** GIVEN INSTRUCTION **
Repeat the listing that follows, character for character, minus the pictures.

** INPUT FOR THIS TASK **
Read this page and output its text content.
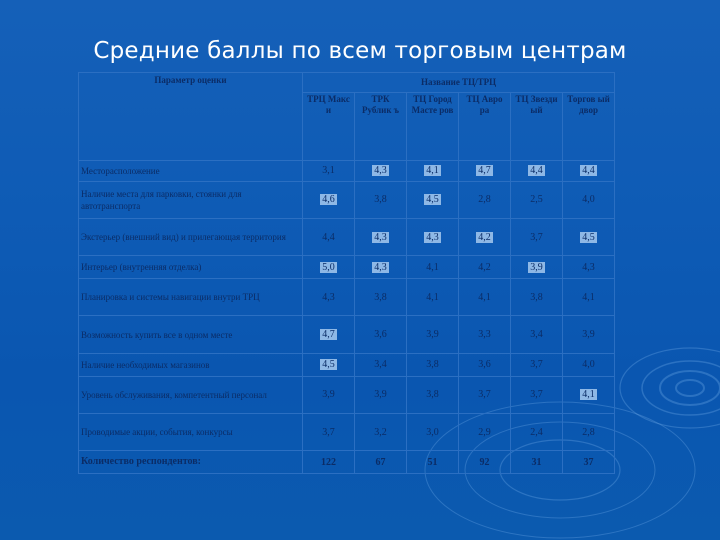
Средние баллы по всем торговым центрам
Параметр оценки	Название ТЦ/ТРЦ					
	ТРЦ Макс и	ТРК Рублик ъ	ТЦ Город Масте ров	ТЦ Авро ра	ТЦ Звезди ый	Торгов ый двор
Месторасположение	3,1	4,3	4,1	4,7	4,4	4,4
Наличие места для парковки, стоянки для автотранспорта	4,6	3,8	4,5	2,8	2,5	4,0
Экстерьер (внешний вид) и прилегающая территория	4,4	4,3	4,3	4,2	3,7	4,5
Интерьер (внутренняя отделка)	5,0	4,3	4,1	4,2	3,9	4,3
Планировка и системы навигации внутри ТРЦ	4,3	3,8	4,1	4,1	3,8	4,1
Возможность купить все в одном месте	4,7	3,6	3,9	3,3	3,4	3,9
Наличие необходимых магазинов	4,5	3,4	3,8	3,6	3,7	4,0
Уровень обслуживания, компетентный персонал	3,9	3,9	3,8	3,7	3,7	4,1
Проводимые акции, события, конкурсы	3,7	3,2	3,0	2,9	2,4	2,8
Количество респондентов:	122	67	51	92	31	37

** EXERCISE ANSWER **
Read this page and output its text content.
Средние баллы по всем торговым центрам
Параметр оценки	Название ТЦ/ТРЦ					
	ТРЦ Макс и	ТРК Рублик ъ	ТЦ Город Масте ров	ТЦ Авро ра	ТЦ Звезди ый	Торгов ый двор
Месторасположение	3,1	4,3	4,1	4,7	4,4	4,4
Наличие места для парковки, стоянки для автотранспорта	4,6	3,8	4,5	2,8	2,5	4,0
Экстерьер (внешний вид) и прилегающая территория	4,4	4,3	4,3	4,2	3,7	4,5
Интерьер (внутренняя отделка)	5,0	4,3	4,1	4,2	3,9	4,3
Планировка и системы навигации внутри ТРЦ	4,3	3,8	4,1	4,1	3,8	4,1
Возможность купить все в одном месте	4,7	3,6	3,9	3,3	3,4	3,9
Наличие необходимых магазинов	4,5	3,4	3,8	3,6	3,7	4,0
Уровень обслуживания, компетентный персонал	3,9	3,9	3,8	3,7	3,7	4,1
Проводимые акции, события, конкурсы	3,7	3,2	3,0	2,9	2,4	2,8
Количество респондентов:	122	67	51	92	31	37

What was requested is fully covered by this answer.